------ Input records ------

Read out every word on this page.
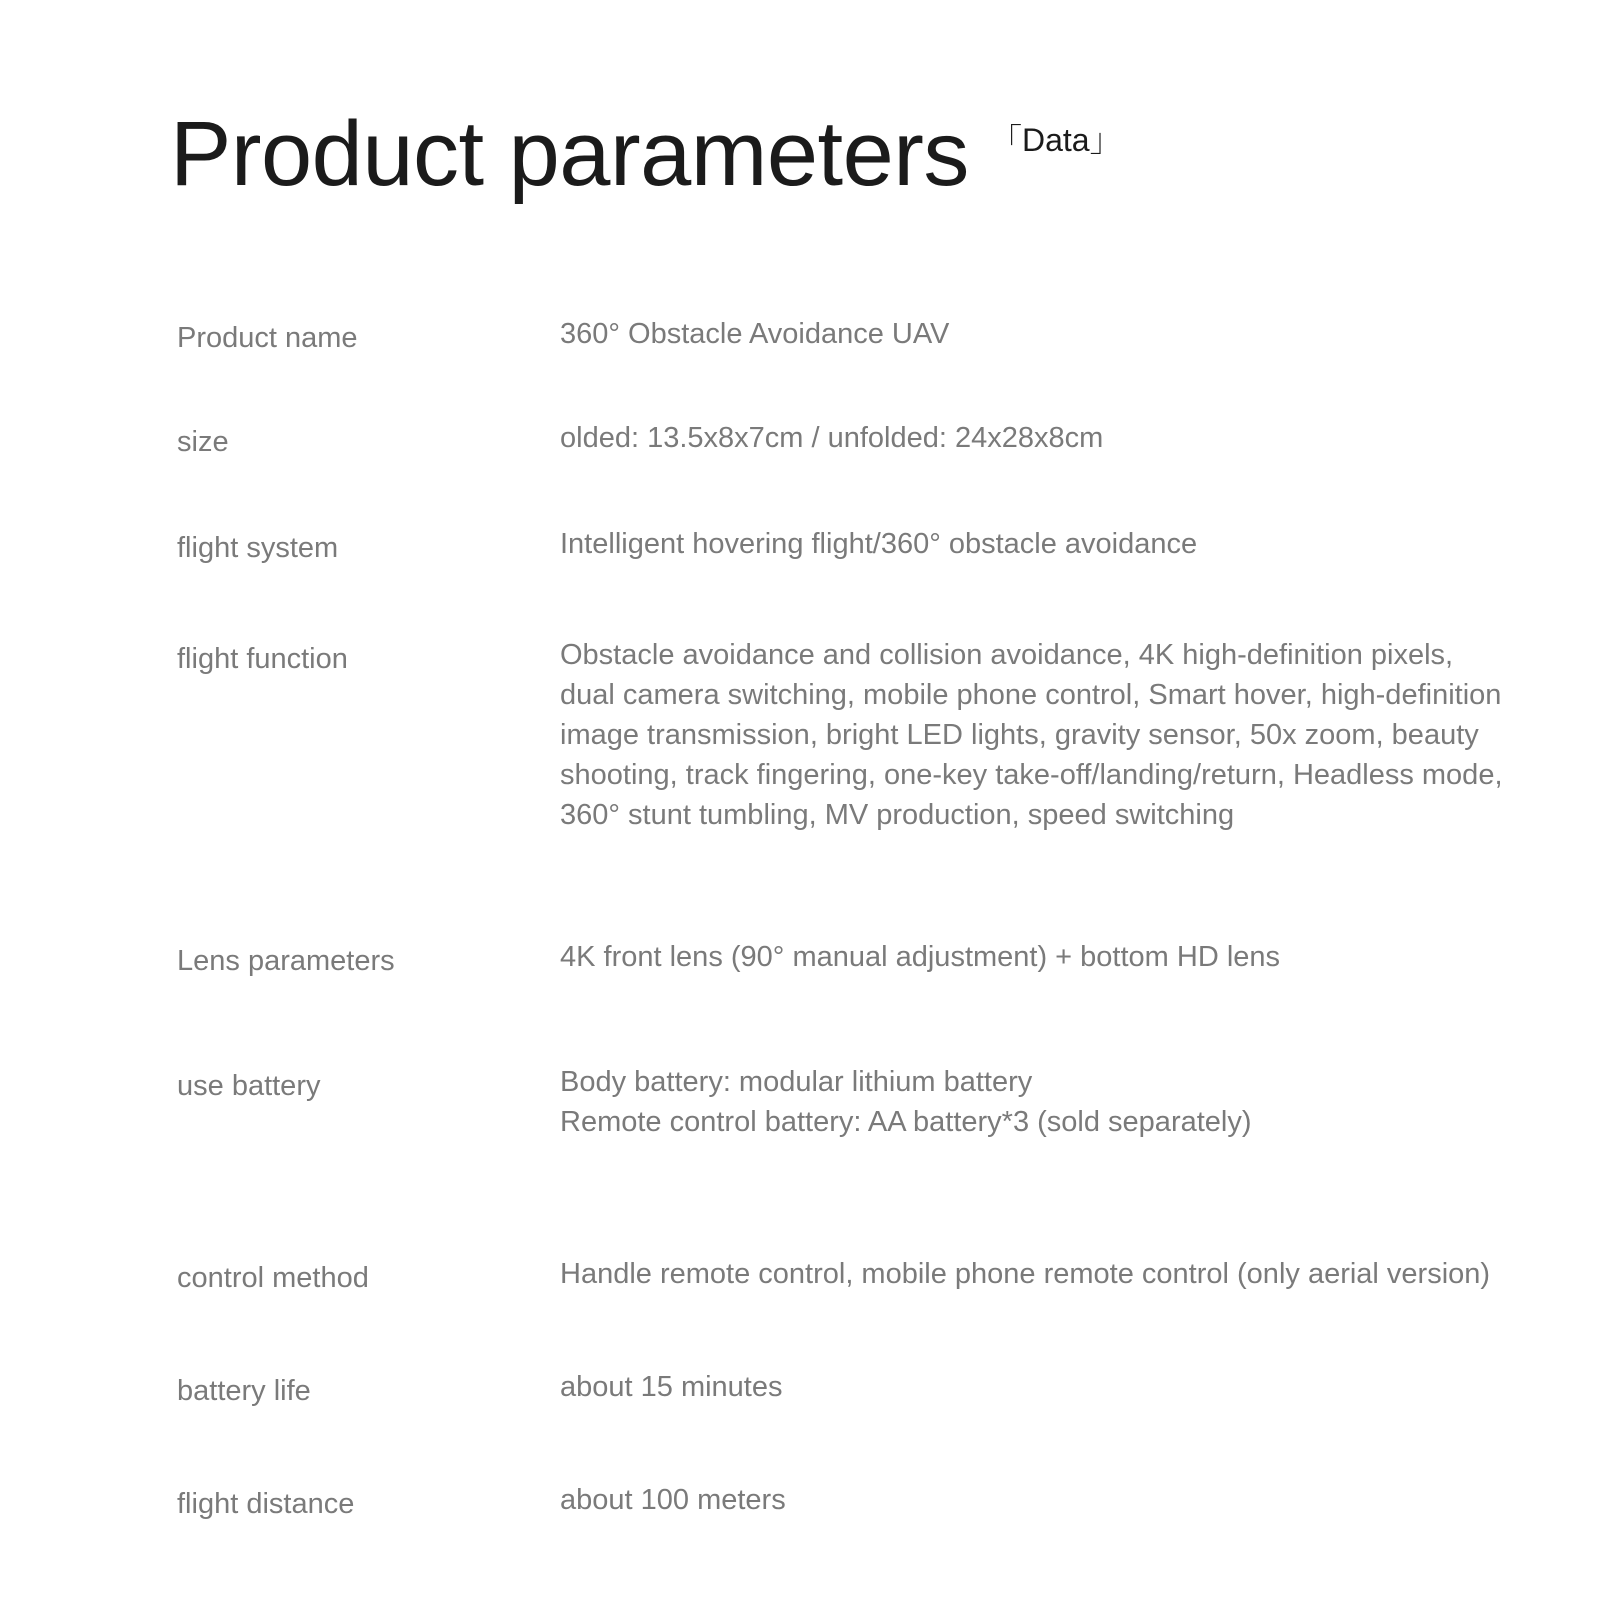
Product parameters 「Data」
Product name	360° Obstacle Avoidance UAV
size	olded: 13.5x8x7cm / unfolded: 24x28x8cm
flight system	Intelligent hovering flight/360° obstacle avoidance
flight function	Obstacle avoidance and collision avoidance, 4K high-definition pixels,
dual camera switching, mobile phone control, Smart hover, high-definition
image transmission, bright LED lights, gravity sensor, 50x zoom, beauty
shooting, track fingering, one-key take-off/landing/return, Headless mode,
360° stunt tumbling, MV production, speed switching
Lens parameters	4K front lens (90° manual adjustment) + bottom HD lens
use battery	Body battery: modular lithium battery
Remote control battery: AA battery*3 (sold separately)
control method	Handle remote control, mobile phone remote control (only aerial version)
battery life	about 15 minutes
flight distance	about 100 meters
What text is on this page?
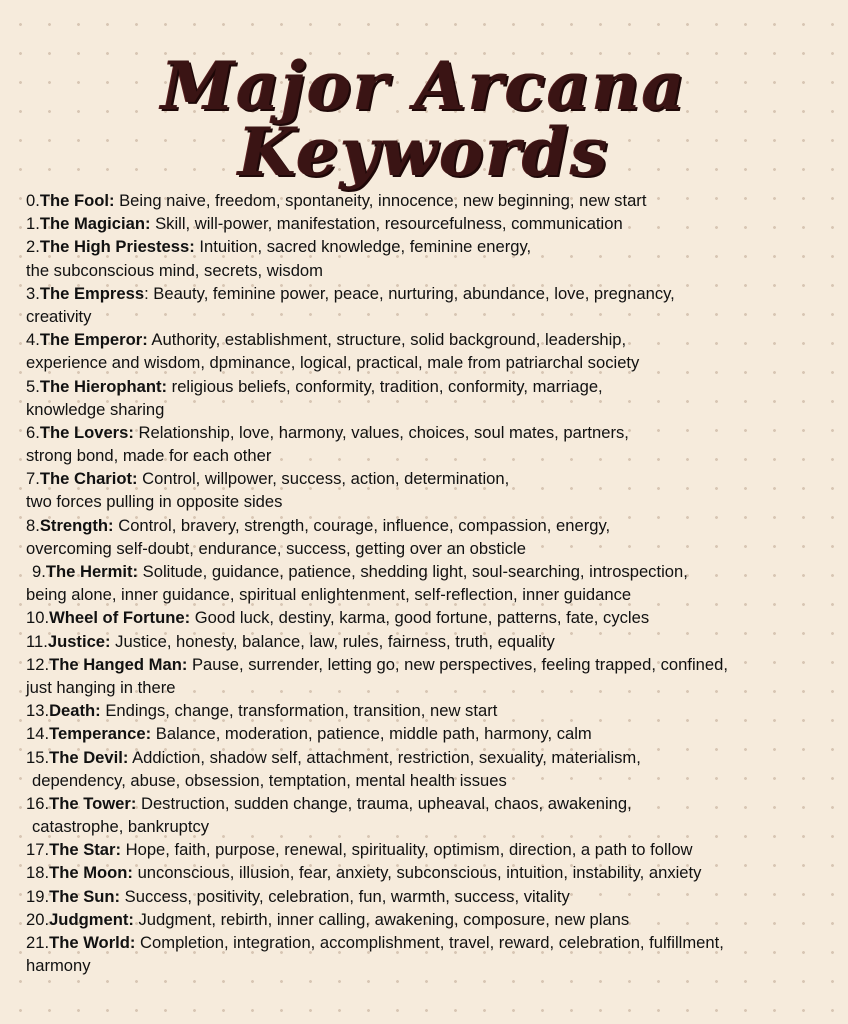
Major Arcana
Keywords
0.The Fool: Being naive, freedom, spontaneity, innocence, new beginning, new start
1.The Magician: Skill, will-power, manifestation, resourcefulness, communication
2.The High Priestess: Intuition, sacred knowledge, feminine energy,
the subconscious mind, secrets, wisdom
3.The Empress: Beauty, feminine power, peace, nurturing, abundance, love, pregnancy,
creativity
4.The Emperor: Authority, establishment, structure, solid background, leadership,
experience and wisdom, dpminance, logical, practical, male from patriarchal society
5.The Hierophant: religious beliefs, conformity, tradition, conformity, marriage,
knowledge sharing
6.The Lovers: Relationship, love, harmony, values, choices, soul mates, partners,
strong bond, made for each other
7.The Chariot: Control, willpower, success, action, determination,
two forces pulling in opposite sides
8.Strength: Control, bravery, strength, courage, influence, compassion, energy,
overcoming self-doubt, endurance, success, getting over an obsticle
9.The Hermit: Solitude, guidance, patience, shedding light, soul-searching, introspection,
being alone, inner guidance, spiritual enlightenment, self-reflection, inner guidance
10.Wheel of Fortune: Good luck, destiny, karma, good fortune, patterns, fate, cycles
11.Justice: Justice, honesty, balance, law, rules, fairness, truth, equality
12.The Hanged Man: Pause, surrender, letting go, new perspectives, feeling trapped, confined,
just hanging in there
13.Death: Endings, change, transformation, transition, new start
14.Temperance: Balance, moderation, patience, middle path, harmony, calm
15.The Devil: Addiction, shadow self, attachment, restriction, sexuality, materialism,
dependency, abuse, obsession, temptation, mental health issues
16.The Tower: Destruction, sudden change, trauma, upheaval, chaos, awakening,
catastrophe, bankruptcy
17.The Star: Hope, faith, purpose, renewal, spirituality, optimism, direction, a path to follow
18.The Moon: unconscious, illusion, fear, anxiety, subconscious, intuition, instability, anxiety
19.The Sun: Success, positivity, celebration, fun, warmth, success, vitality
20.Judgment: Judgment, rebirth, inner calling, awakening, composure, new plans
21.The World: Completion, integration, accomplishment, travel, reward, celebration, fulfillment,
harmony
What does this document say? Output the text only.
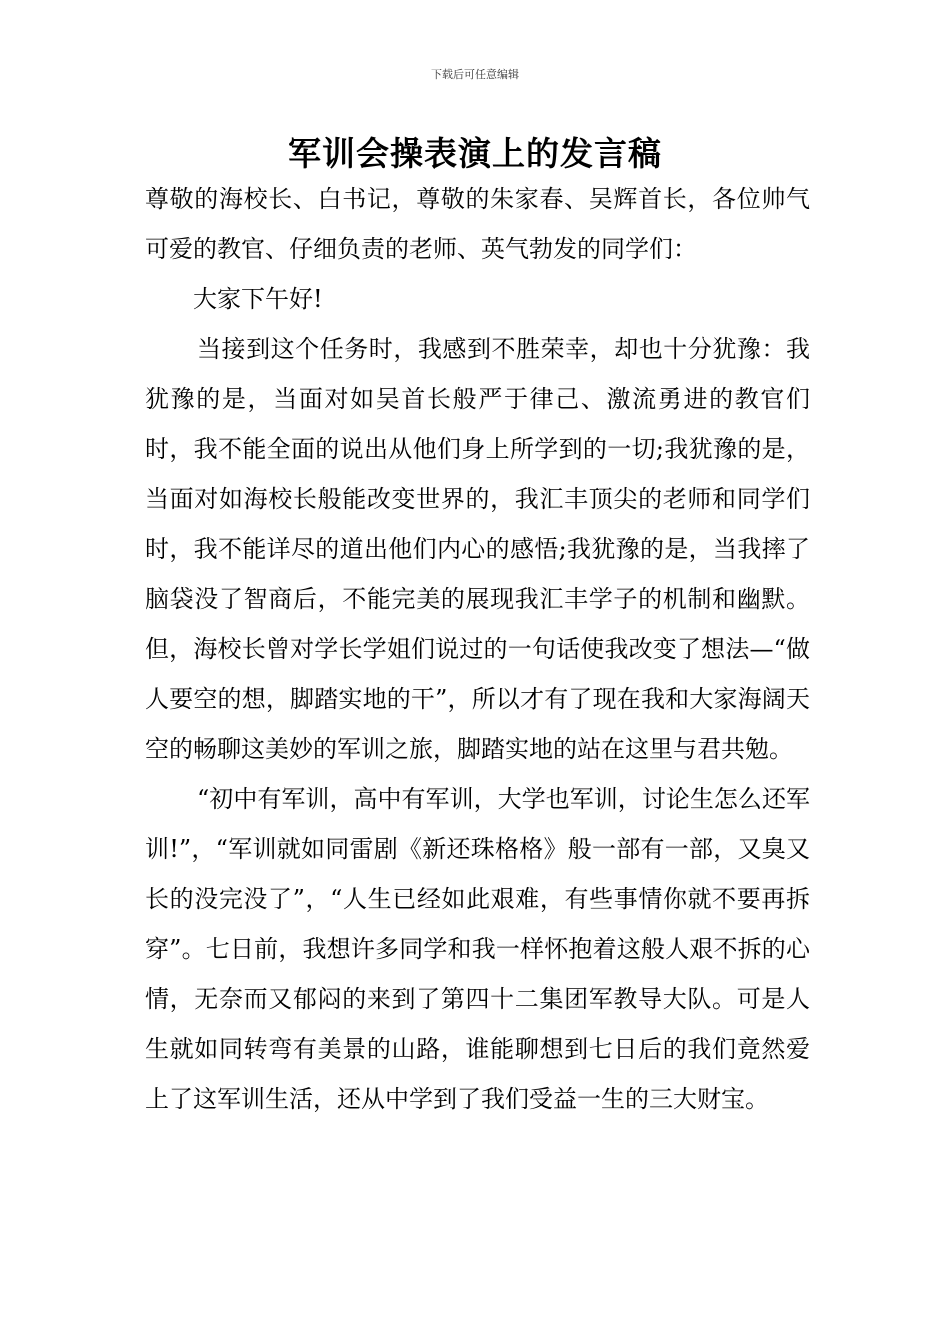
下载后可任意编辑
军训会操表演上的发言稿

尊敬的海校长、白书记，尊敬的朱家春、吴辉首长，各位帅气可爱的教官、仔细负责的老师、英气勃发的同学们：

大家下午好!

当接到这个任务时，我感到不胜荣幸，却也十分犹豫：我犹豫的是，当面对如吴首长般严于律己、激流勇进的教官们时，我不能全面的说出从他们身上所学到的一切;我犹豫的是，当面对如海校长般能改变世界的，我汇丰顶尖的老师和同学们时，我不能详尽的道出他们内心的感悟;我犹豫的是，当我摔了脑袋没了智商后，不能完美的展现我汇丰学子的机制和幽默。但，海校长曾对学长学姐们说过的一句话使我改变了想法—“做人要空的想，脚踏实地的干”，所以才有了现在我和大家海阔天空的畅聊这美妙的军训之旅，脚踏实地的站在这里与君共勉。

“初中有军训，高中有军训，大学也军训，讨论生怎么还军训!”，“军训就如同雷剧《新还珠格格》般一部有一部，又臭又长的没完没了”，“人生已经如此艰难，有些事情你就不要再拆穿”。七日前，我想许多同学和我一样怀抱着这般人艰不拆的心情，无奈而又郁闷的来到了第四十二集团军教导大队。可是人生就如同转弯有美景的山路，谁能聊想到七日后的我们竟然爱上了这军训生活，还从中学到了我们受益一生的三大财宝。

------

[Task requirements] Repeat the listing in full and exactly. Leave any pictures out.

[Completed exercise]
Read out every word on this page.
Product parameters 「Data」
Product name	360° Obstacle Avoidance UAV
size	olded: 13.5x8x7cm / unfolded: 24x28x8cm
flight system	Intelligent hovering flight/360° obstacle avoidance
flight function	Obstacle avoidance and collision avoidance, 4K high-definition pixels,
dual camera switching, mobile phone control, Smart hover, high-definition
image transmission, bright LED lights, gravity sensor, 50x zoom, beauty
shooting, track fingering, one-key take-off/landing/return, Headless mode,
360° stunt tumbling, MV production, speed switching
Lens parameters	4K front lens (90° manual adjustment) + bottom HD lens
use battery	Body battery: modular lithium battery
Remote control battery: AA battery*3 (sold separately)
control method	Handle remote control, mobile phone remote control (only aerial version)
battery life	about 15 minutes
flight distance	about 100 meters
What text is on this page?
Major Arcana
Keywords
0.The Fool: Being naive, freedom, spontaneity, innocence, new beginning, new start
1.The Magician: Skill, will-power, manifestation, resourcefulness, communication
2.The High Priestess: Intuition, sacred knowledge, feminine energy,
the subconscious mind, secrets, wisdom
3.The Empress: Beauty, feminine power, peace, nurturing, abundance, love, pregnancy,
creativity
4.The Emperor: Authority, establishment, structure, solid background, leadership,
experience and wisdom, dpminance, logical, practical, male from patriarchal society
5.The Hierophant: religious beliefs, conformity, tradition, conformity, marriage,
knowledge sharing
6.The Lovers: Relationship, love, harmony, values, choices, soul mates, partners,
strong bond, made for each other
7.The Chariot: Control, willpower, success, action, determination,
two forces pulling in opposite sides
8.Strength: Control, bravery, strength, courage, influence, compassion, energy,
overcoming self-doubt, endurance, success, getting over an obsticle
9.The Hermit: Solitude, guidance, patience, shedding light, soul-searching, introspection,
being alone, inner guidance, spiritual enlightenment, self-reflection, inner guidance
10.Wheel of Fortune: Good luck, destiny, karma, good fortune, patterns, fate, cycles
11.Justice: Justice, honesty, balance, law, rules, fairness, truth, equality
12.The Hanged Man: Pause, surrender, letting go, new perspectives, feeling trapped, confined,
just hanging in there
13.Death: Endings, change, transformation, transition, new start
14.Temperance: Balance, moderation, patience, middle path, harmony, calm
15.The Devil: Addiction, shadow self, attachment, restriction, sexuality, materialism,
dependency, abuse, obsession, temptation, mental health issues
16.The Tower: Destruction, sudden change, trauma, upheaval, chaos, awakening,
catastrophe, bankruptcy
17.The Star: Hope, faith, purpose, renewal, spirituality, optimism, direction, a path to follow
18.The Moon: unconscious, illusion, fear, anxiety, subconscious, intuition, instability, anxiety
19.The Sun: Success, positivity, celebration, fun, warmth, success, vitality
20.Judgment: Judgment, rebirth, inner calling, awakening, composure, new plans
21.The World: Completion, integration, accomplishment, travel, reward, celebration, fulfillment,
harmony
What does this document say? Output the text only.
下载后可任意编辑
军训会操表演上的发言稿

尊敬的海校长、白书记，尊敬的朱家春、吴辉首长，各位帅气可爱的教官、仔细负责的老师、英气勃发的同学们：

大家下午好!

当接到这个任务时，我感到不胜荣幸，却也十分犹豫：我犹豫的是，当面对如吴首长般严于律己、激流勇进的教官们时，我不能全面的说出从他们身上所学到的一切;我犹豫的是，当面对如海校长般能改变世界的，我汇丰顶尖的老师和同学们时，我不能详尽的道出他们内心的感悟;我犹豫的是，当我摔了脑袋没了智商后，不能完美的展现我汇丰学子的机制和幽默。但，海校长曾对学长学姐们说过的一句话使我改变了想法—“做人要空的想，脚踏实地的干”，所以才有了现在我和大家海阔天空的畅聊这美妙的军训之旅，脚踏实地的站在这里与君共勉。

“初中有军训，高中有军训，大学也军训，讨论生怎么还军训!”，“军训就如同雷剧《新还珠格格》般一部有一部，又臭又长的没完没了”，“人生已经如此艰难，有些事情你就不要再拆穿”。七日前，我想许多同学和我一样怀抱着这般人艰不拆的心情，无奈而又郁闷的来到了第四十二集团军教导大队。可是人生就如同转弯有美景的山路，谁能聊想到七日后的我们竟然爱上了这军训生活，还从中学到了我们受益一生的三大财宝。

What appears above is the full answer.